__EXTRAIT CHOISI__
• • •

Société

Deepfakes : la plus grande menace n'est plus le faux, mais le doute sur le vrai

À mesure que l'intelligence artificielle perfectionne sa capacité à fabriquer des images, des vidéos et des voix indiscernables de la réalité, le principal danger des deepfakes n'est plus seulement la diffusion de fausses informations. Il réside dans l'érosion de la confiance collective et l'installation d'un doute généralisé, y compris à l'égard des contenus authentiques, ont averti les experts réunis lors d'une rencontre organisée avec la participation du Policy Center for the New South (PCNS).

18 Juin 2026 À 14:55

Et si la prochaine victime des deepfakes n'était ni une élection ni une personnalité publique, mais la vérité elle-même ? C'est l'avertissement lancé par plusieurs experts africains de l'intelligence artificielle, de la gouvernance et des médias lors de la session « Defending the Truth: Deepfakes, Misinformation & Social Cohesion », organisée avec la participation du Policy Center for the New South (PCNS). Leur constat est sans appel : à mesure que l'intelligence artificielle devient capable de fabriquer des images, des vidéos et des voix indiscernables de la réalité, c'est le fondement même de la confiance collective qui se fragilise.

• • •

__CONSIGNE__
Recopiez mot pour mot le passage de l'article sur les deepfakes qui commence par « 18 Juin 2026 » et va jusqu'à « qui se fragilise. » inclus.

• • •

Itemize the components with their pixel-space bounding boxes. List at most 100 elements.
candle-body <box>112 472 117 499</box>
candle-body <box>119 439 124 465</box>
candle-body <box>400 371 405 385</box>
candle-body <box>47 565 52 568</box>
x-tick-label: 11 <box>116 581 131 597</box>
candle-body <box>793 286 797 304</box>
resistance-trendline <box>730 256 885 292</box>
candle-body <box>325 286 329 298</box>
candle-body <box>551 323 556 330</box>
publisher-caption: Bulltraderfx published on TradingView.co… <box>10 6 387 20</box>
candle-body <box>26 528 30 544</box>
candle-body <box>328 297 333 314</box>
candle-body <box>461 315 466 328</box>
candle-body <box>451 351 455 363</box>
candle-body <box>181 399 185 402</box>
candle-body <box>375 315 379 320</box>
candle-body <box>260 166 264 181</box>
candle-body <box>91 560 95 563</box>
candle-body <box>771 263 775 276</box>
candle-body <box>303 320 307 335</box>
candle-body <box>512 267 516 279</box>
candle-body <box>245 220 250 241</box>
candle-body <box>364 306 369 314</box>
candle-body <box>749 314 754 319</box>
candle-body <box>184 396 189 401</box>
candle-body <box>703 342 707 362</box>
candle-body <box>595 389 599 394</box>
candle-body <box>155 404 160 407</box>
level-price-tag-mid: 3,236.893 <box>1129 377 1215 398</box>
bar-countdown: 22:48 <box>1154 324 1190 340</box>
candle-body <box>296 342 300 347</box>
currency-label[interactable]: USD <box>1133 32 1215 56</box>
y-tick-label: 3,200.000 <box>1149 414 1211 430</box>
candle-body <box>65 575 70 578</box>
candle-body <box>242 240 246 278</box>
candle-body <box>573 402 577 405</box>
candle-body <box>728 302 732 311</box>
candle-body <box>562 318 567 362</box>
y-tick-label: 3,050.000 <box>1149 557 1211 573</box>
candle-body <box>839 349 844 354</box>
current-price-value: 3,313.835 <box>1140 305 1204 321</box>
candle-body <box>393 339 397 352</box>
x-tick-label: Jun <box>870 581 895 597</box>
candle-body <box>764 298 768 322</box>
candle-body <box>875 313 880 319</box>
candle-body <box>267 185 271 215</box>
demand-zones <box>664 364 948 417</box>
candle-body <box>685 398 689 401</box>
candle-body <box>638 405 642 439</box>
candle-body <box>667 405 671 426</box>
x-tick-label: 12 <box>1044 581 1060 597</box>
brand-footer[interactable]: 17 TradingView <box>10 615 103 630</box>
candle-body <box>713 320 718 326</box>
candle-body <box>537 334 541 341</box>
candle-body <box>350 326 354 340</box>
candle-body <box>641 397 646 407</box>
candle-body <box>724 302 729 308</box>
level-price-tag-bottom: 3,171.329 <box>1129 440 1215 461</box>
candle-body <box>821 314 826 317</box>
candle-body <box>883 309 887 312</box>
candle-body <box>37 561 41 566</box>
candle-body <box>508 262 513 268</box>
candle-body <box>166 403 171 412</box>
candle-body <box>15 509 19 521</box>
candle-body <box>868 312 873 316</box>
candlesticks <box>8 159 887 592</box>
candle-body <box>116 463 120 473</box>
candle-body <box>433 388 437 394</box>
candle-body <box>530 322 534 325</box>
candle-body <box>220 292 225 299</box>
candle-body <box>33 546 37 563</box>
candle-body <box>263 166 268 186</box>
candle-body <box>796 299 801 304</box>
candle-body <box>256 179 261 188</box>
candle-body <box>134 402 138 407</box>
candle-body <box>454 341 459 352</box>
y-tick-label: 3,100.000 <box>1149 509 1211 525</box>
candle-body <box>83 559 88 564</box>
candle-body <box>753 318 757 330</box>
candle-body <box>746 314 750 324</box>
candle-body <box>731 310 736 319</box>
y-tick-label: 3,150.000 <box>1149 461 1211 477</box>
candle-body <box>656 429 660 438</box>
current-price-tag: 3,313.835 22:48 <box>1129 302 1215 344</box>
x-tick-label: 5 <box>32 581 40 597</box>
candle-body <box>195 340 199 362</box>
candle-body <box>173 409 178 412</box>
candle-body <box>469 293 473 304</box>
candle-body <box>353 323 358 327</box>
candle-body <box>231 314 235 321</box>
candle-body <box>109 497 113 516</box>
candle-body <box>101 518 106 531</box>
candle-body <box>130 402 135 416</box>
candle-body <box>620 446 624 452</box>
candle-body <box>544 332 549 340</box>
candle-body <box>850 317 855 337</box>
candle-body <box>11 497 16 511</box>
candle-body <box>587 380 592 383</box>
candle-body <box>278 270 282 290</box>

• • •

__RÉPONSE ATTENDUE__
18 Juin 2026 À 14:55

Et si la prochaine victime des deepfakes n'était ni une élection ni une personnalité publique, mais la vérité elle-même ? C'est l'avertissement lancé par plusieurs experts africains de l'intelligence artificielle, de la gouvernance et des médias lors de la session « Defending the Truth: Deepfakes, Misinformation & Social Cohesion », organisée avec la participation du Policy Center for the New South (PCNS). Leur constat est sans appel : à mesure que l'intelligence artificielle devient capable de fabriquer des images, des vidéos et des voix indiscernables de la réalité, c'est le fondement même de la confiance collective qui se fragilise.